**Short exercise**: Go through the material below, count the lines with the word "right", and reply with the count alone.

Figure content listings

■ ■ ■ ■ ■ ■ ■

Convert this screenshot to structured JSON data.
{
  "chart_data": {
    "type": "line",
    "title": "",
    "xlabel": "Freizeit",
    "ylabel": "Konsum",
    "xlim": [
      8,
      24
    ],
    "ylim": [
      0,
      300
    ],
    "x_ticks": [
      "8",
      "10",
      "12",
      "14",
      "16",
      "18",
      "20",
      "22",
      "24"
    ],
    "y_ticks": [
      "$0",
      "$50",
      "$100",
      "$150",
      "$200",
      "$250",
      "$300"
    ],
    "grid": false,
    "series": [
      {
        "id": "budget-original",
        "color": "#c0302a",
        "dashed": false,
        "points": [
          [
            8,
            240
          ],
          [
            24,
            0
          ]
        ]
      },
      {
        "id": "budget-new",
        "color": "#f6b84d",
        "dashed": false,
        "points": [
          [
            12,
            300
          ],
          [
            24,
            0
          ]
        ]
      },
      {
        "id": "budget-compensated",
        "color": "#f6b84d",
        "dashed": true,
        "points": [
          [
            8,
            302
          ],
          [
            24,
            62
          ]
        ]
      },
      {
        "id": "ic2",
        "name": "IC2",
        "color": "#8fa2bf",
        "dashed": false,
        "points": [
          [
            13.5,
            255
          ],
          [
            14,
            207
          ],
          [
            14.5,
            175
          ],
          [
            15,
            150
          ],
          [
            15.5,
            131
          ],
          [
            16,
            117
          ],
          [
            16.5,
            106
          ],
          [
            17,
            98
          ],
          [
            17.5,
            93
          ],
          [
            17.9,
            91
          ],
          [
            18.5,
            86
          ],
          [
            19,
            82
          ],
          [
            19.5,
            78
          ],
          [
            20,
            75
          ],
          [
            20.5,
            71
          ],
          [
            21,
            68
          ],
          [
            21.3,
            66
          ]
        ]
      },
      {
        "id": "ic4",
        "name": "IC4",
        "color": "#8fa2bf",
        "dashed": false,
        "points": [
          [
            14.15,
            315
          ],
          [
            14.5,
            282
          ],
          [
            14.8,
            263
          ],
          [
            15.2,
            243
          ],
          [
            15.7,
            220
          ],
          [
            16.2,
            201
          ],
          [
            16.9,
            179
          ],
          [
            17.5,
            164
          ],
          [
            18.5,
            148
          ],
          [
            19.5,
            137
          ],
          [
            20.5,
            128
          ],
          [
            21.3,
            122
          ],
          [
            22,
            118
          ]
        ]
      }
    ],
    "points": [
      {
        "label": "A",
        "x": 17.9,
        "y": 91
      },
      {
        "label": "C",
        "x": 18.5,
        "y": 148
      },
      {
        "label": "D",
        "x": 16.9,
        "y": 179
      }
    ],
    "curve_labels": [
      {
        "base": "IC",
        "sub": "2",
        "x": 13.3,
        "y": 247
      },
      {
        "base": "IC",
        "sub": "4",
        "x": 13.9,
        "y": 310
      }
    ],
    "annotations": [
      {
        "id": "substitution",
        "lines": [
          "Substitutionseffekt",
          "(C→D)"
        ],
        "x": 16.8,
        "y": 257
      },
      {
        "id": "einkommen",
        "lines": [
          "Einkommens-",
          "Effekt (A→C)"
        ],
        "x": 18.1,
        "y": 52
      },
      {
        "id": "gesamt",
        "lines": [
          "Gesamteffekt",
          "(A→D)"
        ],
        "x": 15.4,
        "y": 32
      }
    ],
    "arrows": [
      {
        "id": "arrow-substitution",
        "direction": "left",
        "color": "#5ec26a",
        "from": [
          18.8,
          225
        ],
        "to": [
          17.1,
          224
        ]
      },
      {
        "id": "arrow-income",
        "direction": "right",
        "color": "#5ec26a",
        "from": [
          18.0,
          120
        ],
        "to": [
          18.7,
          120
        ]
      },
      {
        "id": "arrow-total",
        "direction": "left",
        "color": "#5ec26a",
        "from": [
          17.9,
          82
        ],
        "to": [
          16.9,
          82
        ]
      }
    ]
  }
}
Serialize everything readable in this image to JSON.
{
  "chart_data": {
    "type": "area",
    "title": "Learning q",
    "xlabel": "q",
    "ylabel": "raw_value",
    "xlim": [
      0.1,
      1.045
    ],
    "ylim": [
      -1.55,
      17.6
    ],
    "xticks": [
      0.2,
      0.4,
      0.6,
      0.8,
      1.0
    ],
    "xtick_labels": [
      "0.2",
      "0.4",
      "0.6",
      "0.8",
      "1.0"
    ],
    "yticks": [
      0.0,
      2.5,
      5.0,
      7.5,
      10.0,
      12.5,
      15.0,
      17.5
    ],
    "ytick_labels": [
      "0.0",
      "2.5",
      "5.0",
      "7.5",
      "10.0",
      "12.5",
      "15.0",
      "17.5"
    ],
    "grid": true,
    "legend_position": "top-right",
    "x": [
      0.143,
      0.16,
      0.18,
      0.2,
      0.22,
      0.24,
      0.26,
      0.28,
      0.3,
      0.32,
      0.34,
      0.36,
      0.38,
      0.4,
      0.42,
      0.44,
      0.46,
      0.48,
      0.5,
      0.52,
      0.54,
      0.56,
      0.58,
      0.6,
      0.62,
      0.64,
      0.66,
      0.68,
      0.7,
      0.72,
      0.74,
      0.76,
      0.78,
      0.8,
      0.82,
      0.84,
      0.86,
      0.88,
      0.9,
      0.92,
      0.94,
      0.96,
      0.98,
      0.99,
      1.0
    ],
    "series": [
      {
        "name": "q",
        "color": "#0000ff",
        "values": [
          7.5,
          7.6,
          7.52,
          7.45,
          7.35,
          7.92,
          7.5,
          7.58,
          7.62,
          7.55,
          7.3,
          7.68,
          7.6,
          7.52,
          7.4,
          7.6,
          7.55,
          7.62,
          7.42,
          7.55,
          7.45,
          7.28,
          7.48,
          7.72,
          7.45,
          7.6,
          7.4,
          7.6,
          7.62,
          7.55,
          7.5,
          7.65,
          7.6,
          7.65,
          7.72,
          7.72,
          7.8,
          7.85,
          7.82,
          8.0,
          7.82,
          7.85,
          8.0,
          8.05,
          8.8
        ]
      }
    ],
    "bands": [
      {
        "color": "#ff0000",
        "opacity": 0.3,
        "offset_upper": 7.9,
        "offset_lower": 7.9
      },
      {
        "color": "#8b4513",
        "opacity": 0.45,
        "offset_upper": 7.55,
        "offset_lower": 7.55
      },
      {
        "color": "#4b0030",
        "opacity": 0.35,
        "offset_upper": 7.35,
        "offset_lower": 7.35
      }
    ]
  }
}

■ ■ ■ ■ ■ ■ ■

**Full response**: 2